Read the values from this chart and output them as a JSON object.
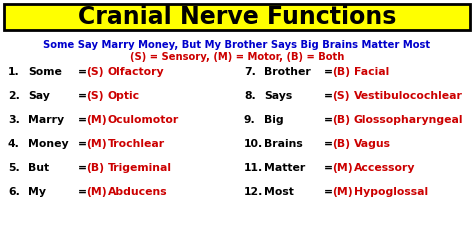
{
  "title": "Cranial Nerve Functions",
  "title_bg": "#ffff00",
  "title_color": "#000000",
  "mnemonic": "Some Say Marry Money, But My Brother Says Big Brains Matter Most",
  "mnemonic_color": "#0000cc",
  "legend": "(S) = Sensory, (M) = Motor, (B) = Both",
  "legend_color": "#cc0000",
  "bg_color": "#ffffff",
  "left_items": [
    {
      "num": "1.",
      "word": "Some",
      "code": "(S)",
      "nerve": "Olfactory"
    },
    {
      "num": "2.",
      "word": "Say",
      "code": "(S)",
      "nerve": "Optic"
    },
    {
      "num": "3.",
      "word": "Marry",
      "code": "(M)",
      "nerve": "Oculomotor"
    },
    {
      "num": "4.",
      "word": "Money",
      "code": "(M)",
      "nerve": "Trochlear"
    },
    {
      "num": "5.",
      "word": "But",
      "code": "(B)",
      "nerve": "Trigeminal"
    },
    {
      "num": "6.",
      "word": "My",
      "code": "(M)",
      "nerve": "Abducens"
    }
  ],
  "right_items": [
    {
      "num": "7.",
      "word": "Brother",
      "code": "(B)",
      "nerve": "Facial"
    },
    {
      "num": "8.",
      "word": "Says",
      "code": "(S)",
      "nerve": "Vestibulocochlear"
    },
    {
      "num": "9.",
      "word": "Big",
      "code": "(B)",
      "nerve": "Glossopharyngeal"
    },
    {
      "num": "10.",
      "word": "Brains",
      "code": "(B)",
      "nerve": "Vagus"
    },
    {
      "num": "11.",
      "word": "Matter",
      "code": "(M)",
      "nerve": "Accessory"
    },
    {
      "num": "12.",
      "word": "Most",
      "code": "(M)",
      "nerve": "Hypoglossal"
    }
  ],
  "black_color": "#000000",
  "red_color": "#cc0000",
  "blue_color": "#0000cc",
  "title_fontsize": 17,
  "mnemonic_fontsize": 7.2,
  "legend_fontsize": 7.2,
  "item_fontsize": 7.8
}
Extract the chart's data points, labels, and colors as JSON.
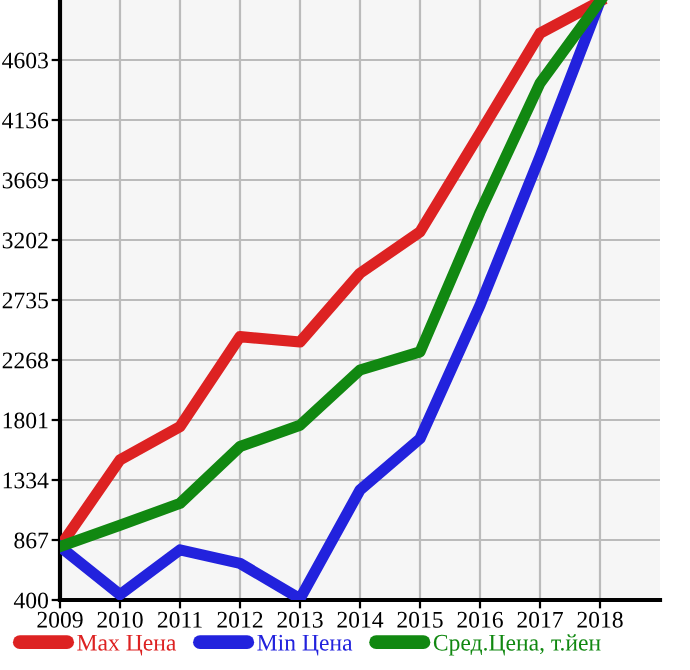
{
  "chart_data": {
    "type": "line",
    "x": [
      2009,
      2010,
      2011,
      2012,
      2013,
      2014,
      2015,
      2016,
      2017,
      2018
    ],
    "series": [
      {
        "name": "Max Цена",
        "color": "#dd2222",
        "values": [
          816,
          1490,
          1750,
          2450,
          2408,
          2943,
          3265,
          4033,
          4811,
          5060
        ]
      },
      {
        "name": "Min Цена",
        "color": "#2222dd",
        "values": [
          816,
          442,
          790,
          685,
          410,
          1256,
          1656,
          2693,
          3851,
          5060
        ]
      },
      {
        "name": "Сред.Цена, т.йен",
        "color": "#118811",
        "values": [
          816,
          981,
          1152,
          1594,
          1760,
          2190,
          2331,
          3420,
          4422,
          5060
        ]
      }
    ],
    "xlim": [
      2009,
      2019
    ],
    "xticks": [
      2009,
      2010,
      2011,
      2012,
      2013,
      2014,
      2015,
      2016,
      2017,
      2018
    ],
    "ylim": [
      400,
      5070
    ],
    "yticks": [
      400,
      867,
      1334,
      1801,
      2268,
      2735,
      3202,
      3669,
      4136,
      4603
    ],
    "grid": true,
    "legend": "bottom",
    "marker": "none",
    "line_style": "solid"
  }
}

--- Requirement ---
Identify all lines where the word "Most" shows up. Copy them.

--- Task answer ---
  "mnemonic": "Some Say Marry Money, But My Brother Says Big Brains Matter Most",
      "word": "Most",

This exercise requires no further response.